▶ Aim of the exercise
Scan the data below for the string "this". Copy every line where it appears.

▶ Data excerpts
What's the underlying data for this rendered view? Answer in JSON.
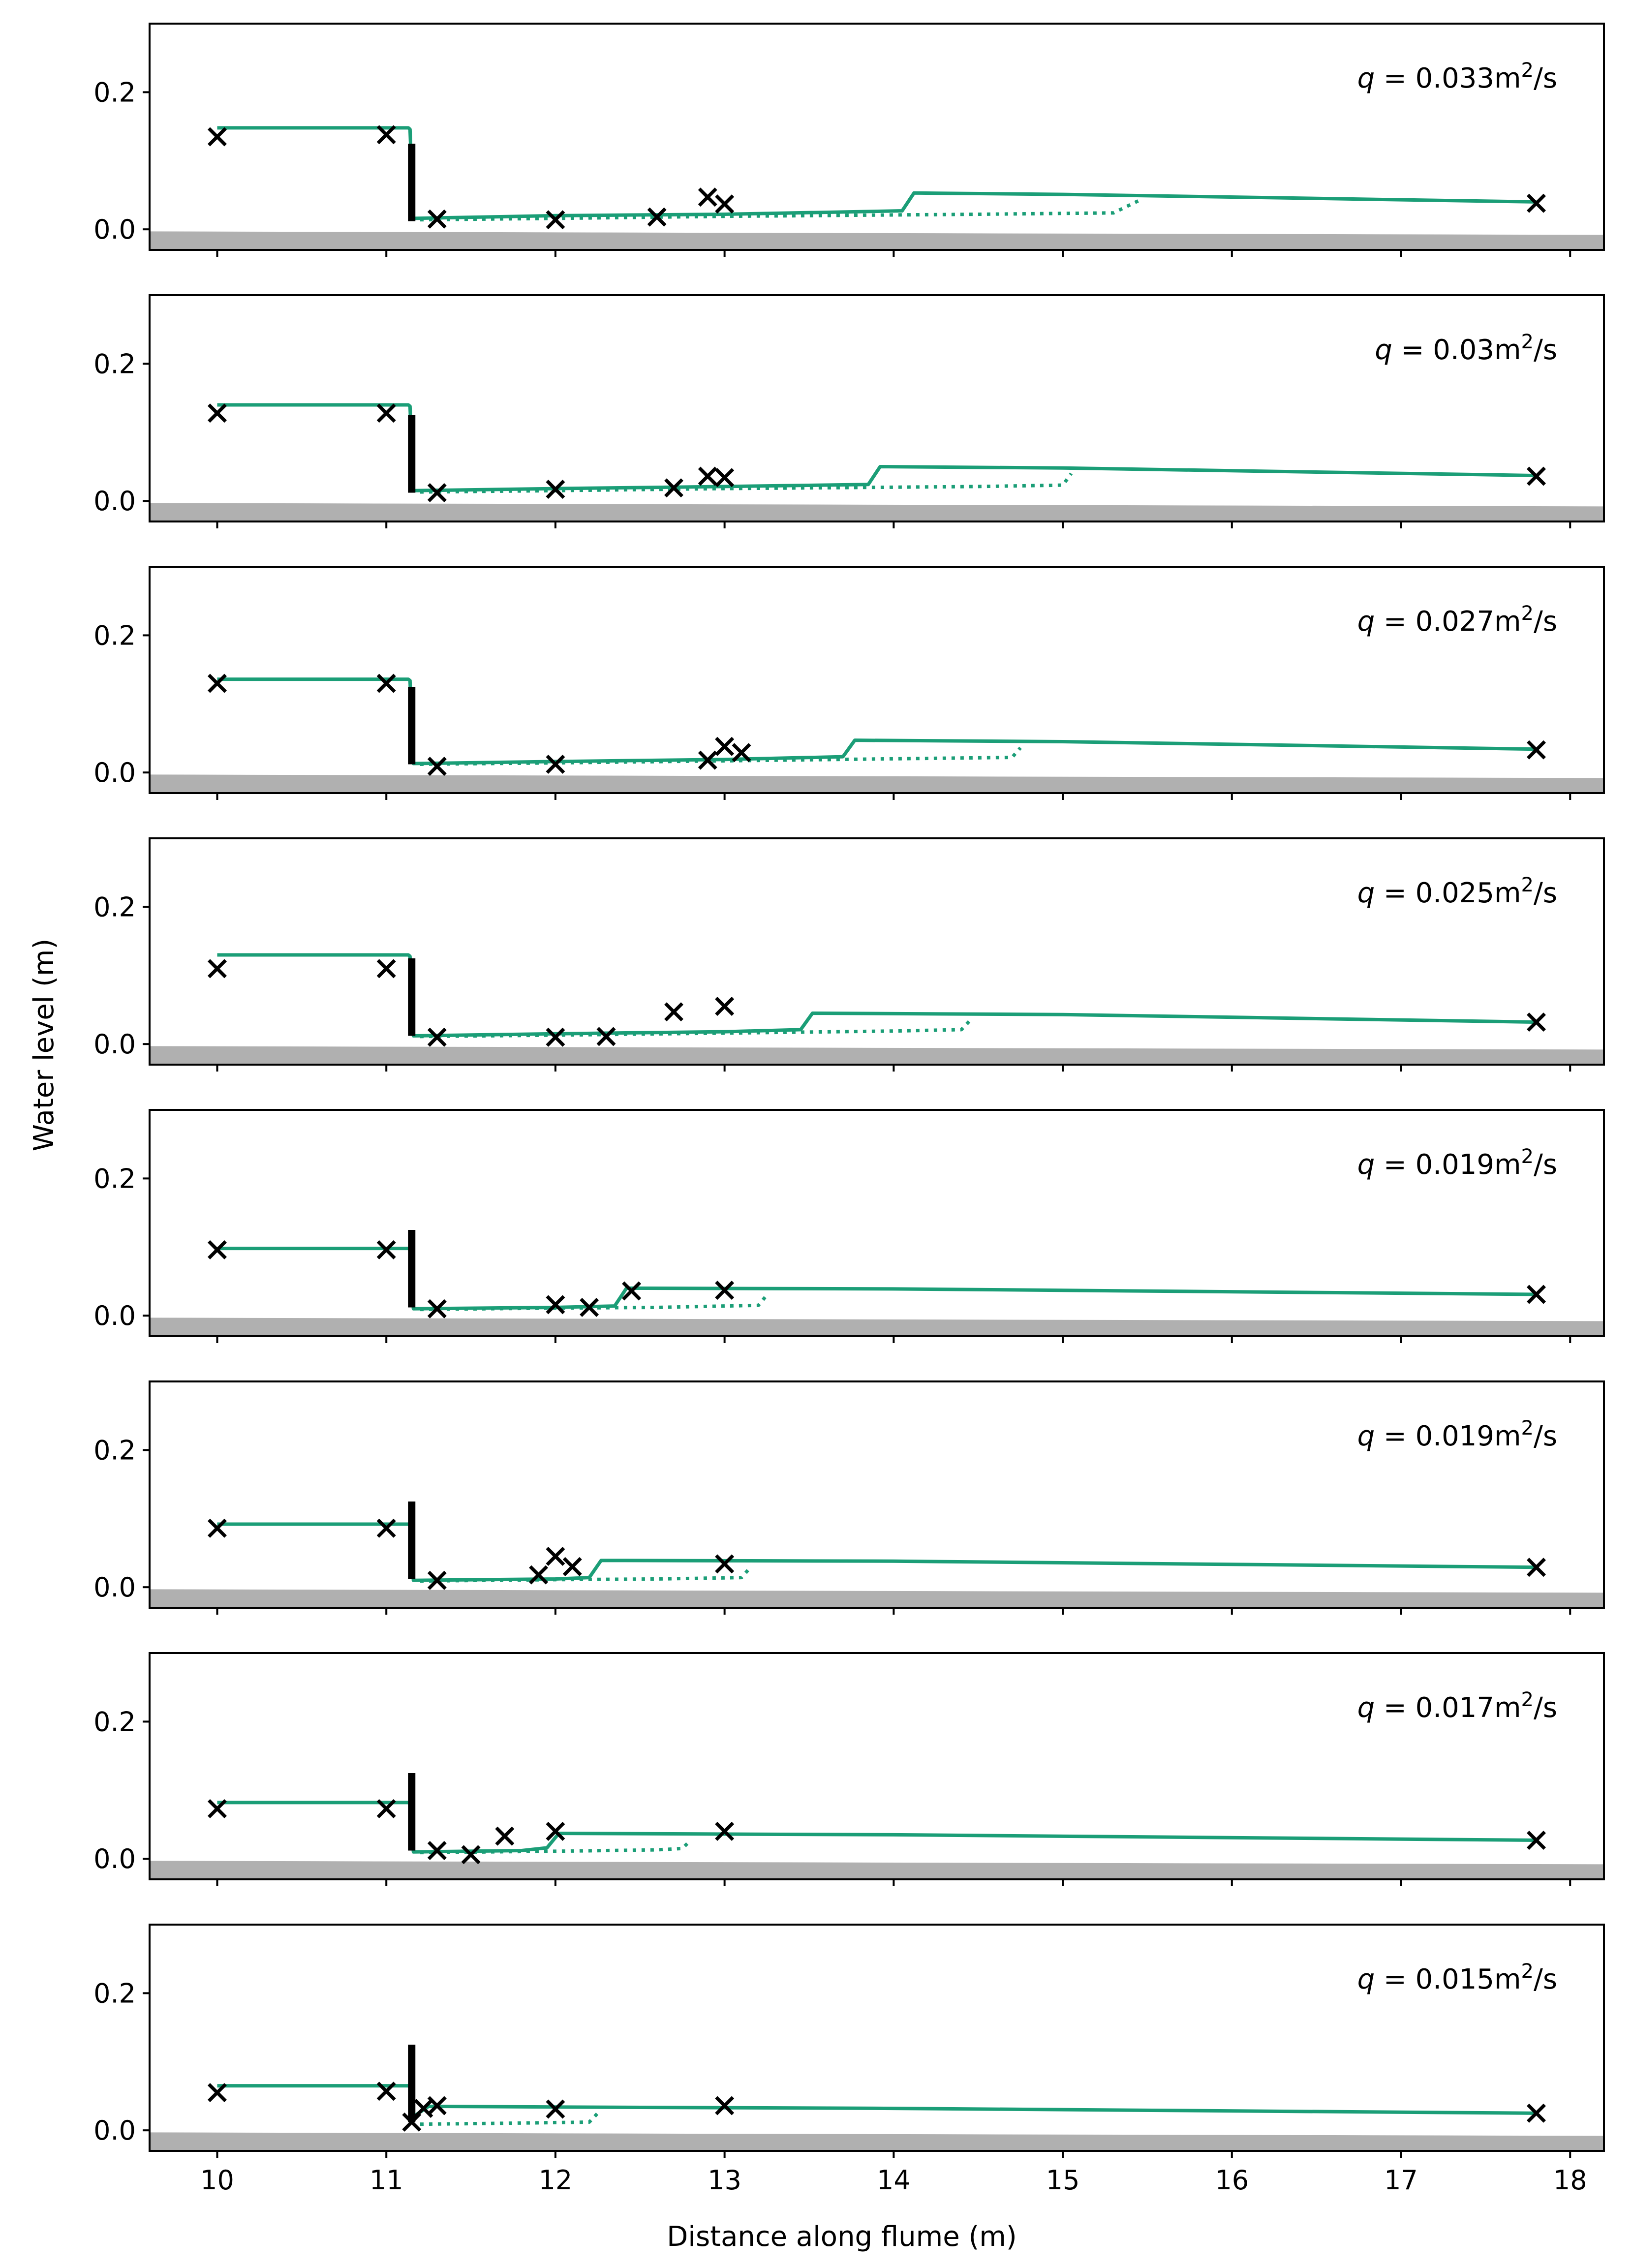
{
  "chart_data": {
    "type": "line",
    "xlabel": "Distance along flume (m)",
    "ylabel": "Water level (m)",
    "xlim": [
      9.6,
      18.2
    ],
    "ylim": [
      -0.03,
      0.3
    ],
    "x_ticks": [
      "10",
      "11",
      "12",
      "13",
      "14",
      "15",
      "16",
      "17",
      "18"
    ],
    "y_ticks": [
      "0.0",
      "0.2"
    ],
    "series_styles": {
      "model_solid": "#1b9e77",
      "model_dotted": "#1b9e77",
      "measured_markers": "#000000",
      "bed": "#b0b0b0",
      "gate": "#000000"
    },
    "gate": {
      "x": 11.15,
      "y_bottom": 0.012,
      "y_top": 0.125
    },
    "panels": [
      {
        "q_label": "q",
        "q_value": "= 0.033m",
        "q_unit": "2",
        "q_suffix": "/s",
        "solid": [
          [
            10,
            0.148
          ],
          [
            11.13,
            0.148
          ],
          [
            11.14,
            0.146
          ],
          [
            11.16,
            0.016
          ],
          [
            12.0,
            0.02
          ],
          [
            13.0,
            0.022
          ],
          [
            14.05,
            0.027
          ],
          [
            14.12,
            0.053
          ],
          [
            15.0,
            0.051
          ],
          [
            17.8,
            0.04
          ]
        ],
        "dotted": [
          [
            11.2,
            0.014
          ],
          [
            12.0,
            0.016
          ],
          [
            13.0,
            0.019
          ],
          [
            14.5,
            0.022
          ],
          [
            15.3,
            0.024
          ],
          [
            15.45,
            0.042
          ]
        ],
        "measured": [
          [
            10,
            0.135
          ],
          [
            11,
            0.138
          ],
          [
            11.3,
            0.015
          ],
          [
            12,
            0.014
          ],
          [
            12.6,
            0.018
          ],
          [
            12.9,
            0.047
          ],
          [
            13,
            0.037
          ],
          [
            17.8,
            0.038
          ]
        ]
      },
      {
        "q_label": "q",
        "q_value": "= 0.03m",
        "q_unit": "2",
        "q_suffix": "/s",
        "solid": [
          [
            10,
            0.14
          ],
          [
            11.13,
            0.14
          ],
          [
            11.14,
            0.138
          ],
          [
            11.16,
            0.015
          ],
          [
            12.0,
            0.018
          ],
          [
            13.0,
            0.021
          ],
          [
            13.85,
            0.024
          ],
          [
            13.92,
            0.05
          ],
          [
            15.0,
            0.048
          ],
          [
            17.8,
            0.037
          ]
        ],
        "dotted": [
          [
            11.2,
            0.013
          ],
          [
            12.0,
            0.015
          ],
          [
            13.0,
            0.018
          ],
          [
            14.5,
            0.021
          ],
          [
            15.0,
            0.023
          ],
          [
            15.05,
            0.04
          ]
        ],
        "measured": [
          [
            10,
            0.128
          ],
          [
            11,
            0.128
          ],
          [
            11.3,
            0.012
          ],
          [
            12,
            0.017
          ],
          [
            12.7,
            0.019
          ],
          [
            12.9,
            0.036
          ],
          [
            13,
            0.034
          ],
          [
            17.8,
            0.036
          ]
        ]
      },
      {
        "q_label": "q",
        "q_value": "= 0.027m",
        "q_unit": "2",
        "q_suffix": "/s",
        "solid": [
          [
            10,
            0.136
          ],
          [
            11.13,
            0.136
          ],
          [
            11.14,
            0.134
          ],
          [
            11.16,
            0.013
          ],
          [
            12.0,
            0.016
          ],
          [
            13.0,
            0.019
          ],
          [
            13.7,
            0.023
          ],
          [
            13.77,
            0.047
          ],
          [
            15.0,
            0.045
          ],
          [
            17.8,
            0.034
          ]
        ],
        "dotted": [
          [
            11.2,
            0.012
          ],
          [
            12.0,
            0.014
          ],
          [
            13.0,
            0.017
          ],
          [
            14.0,
            0.02
          ],
          [
            14.7,
            0.022
          ],
          [
            14.75,
            0.036
          ]
        ],
        "measured": [
          [
            10,
            0.13
          ],
          [
            11,
            0.13
          ],
          [
            11.3,
            0.009
          ],
          [
            12,
            0.012
          ],
          [
            12.9,
            0.018
          ],
          [
            13,
            0.038
          ],
          [
            13.1,
            0.029
          ],
          [
            17.8,
            0.033
          ]
        ]
      },
      {
        "q_label": "q",
        "q_value": "= 0.025m",
        "q_unit": "2",
        "q_suffix": "/s",
        "solid": [
          [
            10,
            0.13
          ],
          [
            11.13,
            0.13
          ],
          [
            11.14,
            0.128
          ],
          [
            11.16,
            0.012
          ],
          [
            12.0,
            0.015
          ],
          [
            13.0,
            0.018
          ],
          [
            13.45,
            0.021
          ],
          [
            13.52,
            0.045
          ],
          [
            15.0,
            0.043
          ],
          [
            17.8,
            0.032
          ]
        ],
        "dotted": [
          [
            11.2,
            0.011
          ],
          [
            12.0,
            0.013
          ],
          [
            13.0,
            0.016
          ],
          [
            14.0,
            0.019
          ],
          [
            14.4,
            0.021
          ],
          [
            14.45,
            0.034
          ]
        ],
        "measured": [
          [
            10,
            0.11
          ],
          [
            11,
            0.11
          ],
          [
            11.3,
            0.01
          ],
          [
            12,
            0.01
          ],
          [
            12.3,
            0.011
          ],
          [
            12.7,
            0.047
          ],
          [
            13,
            0.055
          ],
          [
            17.8,
            0.032
          ]
        ]
      },
      {
        "q_label": "q",
        "q_value": "= 0.019m",
        "q_unit": "2",
        "q_suffix": "/s",
        "solid": [
          [
            10,
            0.098
          ],
          [
            11.13,
            0.098
          ],
          [
            11.14,
            0.096
          ],
          [
            11.16,
            0.01
          ],
          [
            12.0,
            0.012
          ],
          [
            12.35,
            0.014
          ],
          [
            12.42,
            0.04
          ],
          [
            14.0,
            0.039
          ],
          [
            17.8,
            0.031
          ]
        ],
        "dotted": [
          [
            11.2,
            0.009
          ],
          [
            12.0,
            0.011
          ],
          [
            12.6,
            0.012
          ],
          [
            13.2,
            0.015
          ],
          [
            13.25,
            0.03
          ]
        ],
        "measured": [
          [
            10,
            0.096
          ],
          [
            11,
            0.096
          ],
          [
            11.3,
            0.01
          ],
          [
            12,
            0.016
          ],
          [
            12.2,
            0.012
          ],
          [
            12.45,
            0.036
          ],
          [
            13,
            0.037
          ],
          [
            17.8,
            0.031
          ]
        ]
      },
      {
        "q_label": "q",
        "q_value": "= 0.019m",
        "q_unit": "2",
        "q_suffix": "/s",
        "solid": [
          [
            10,
            0.092
          ],
          [
            11.13,
            0.092
          ],
          [
            11.14,
            0.09
          ],
          [
            11.16,
            0.01
          ],
          [
            12.0,
            0.012
          ],
          [
            12.2,
            0.014
          ],
          [
            12.27,
            0.039
          ],
          [
            14.0,
            0.038
          ],
          [
            17.8,
            0.029
          ]
        ],
        "dotted": [
          [
            11.2,
            0.009
          ],
          [
            12.0,
            0.011
          ],
          [
            12.6,
            0.012
          ],
          [
            13.1,
            0.014
          ],
          [
            13.15,
            0.028
          ]
        ],
        "measured": [
          [
            10,
            0.086
          ],
          [
            11,
            0.086
          ],
          [
            11.3,
            0.01
          ],
          [
            11.9,
            0.018
          ],
          [
            12,
            0.045
          ],
          [
            12.1,
            0.03
          ],
          [
            13,
            0.034
          ],
          [
            17.8,
            0.029
          ]
        ]
      },
      {
        "q_label": "q",
        "q_value": "= 0.017m",
        "q_unit": "2",
        "q_suffix": "/s",
        "solid": [
          [
            10,
            0.082
          ],
          [
            11.13,
            0.082
          ],
          [
            11.14,
            0.08
          ],
          [
            11.16,
            0.01
          ],
          [
            11.8,
            0.012
          ],
          [
            11.95,
            0.016
          ],
          [
            12.02,
            0.037
          ],
          [
            14.0,
            0.035
          ],
          [
            17.8,
            0.027
          ]
        ],
        "dotted": [
          [
            11.2,
            0.009
          ],
          [
            12.0,
            0.011
          ],
          [
            12.6,
            0.013
          ],
          [
            12.75,
            0.015
          ],
          [
            12.8,
            0.027
          ]
        ],
        "measured": [
          [
            10,
            0.073
          ],
          [
            11,
            0.073
          ],
          [
            11.3,
            0.012
          ],
          [
            11.5,
            0.006
          ],
          [
            11.7,
            0.033
          ],
          [
            12,
            0.04
          ],
          [
            13,
            0.04
          ],
          [
            17.8,
            0.027
          ]
        ]
      },
      {
        "q_label": "q",
        "q_value": "= 0.015m",
        "q_unit": "2",
        "q_suffix": "/s",
        "solid": [
          [
            10,
            0.065
          ],
          [
            11.13,
            0.065
          ],
          [
            11.14,
            0.063
          ],
          [
            11.16,
            0.02
          ],
          [
            11.25,
            0.035
          ],
          [
            12.0,
            0.034
          ],
          [
            14.0,
            0.032
          ],
          [
            17.8,
            0.025
          ]
        ],
        "dotted": [
          [
            11.2,
            0.009
          ],
          [
            11.6,
            0.01
          ],
          [
            12.2,
            0.012
          ],
          [
            12.25,
            0.025
          ]
        ],
        "measured": [
          [
            10,
            0.055
          ],
          [
            11,
            0.057
          ],
          [
            11.15,
            0.012
          ],
          [
            11.22,
            0.032
          ],
          [
            11.3,
            0.036
          ],
          [
            12,
            0.031
          ],
          [
            13,
            0.036
          ],
          [
            17.8,
            0.025
          ]
        ]
      }
    ]
  }
}
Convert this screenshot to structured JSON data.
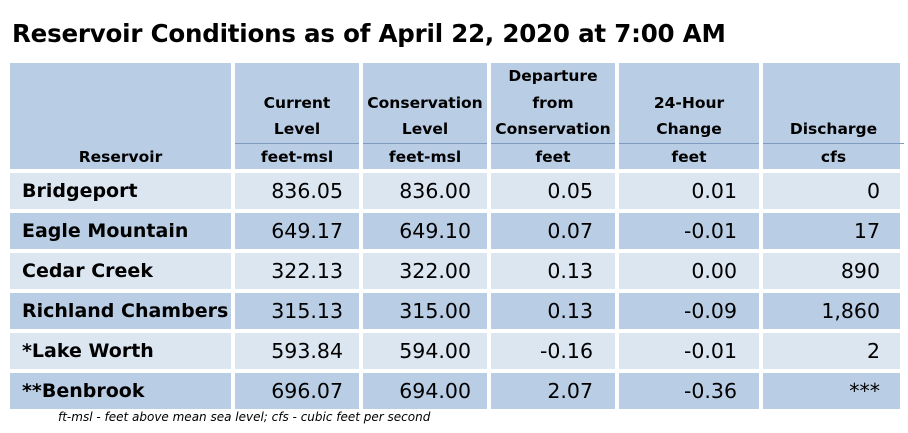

▶ Complete answer
What's the underlying data for this rendered view? Answer in JSON.
Convert this screenshot to structured JSON data.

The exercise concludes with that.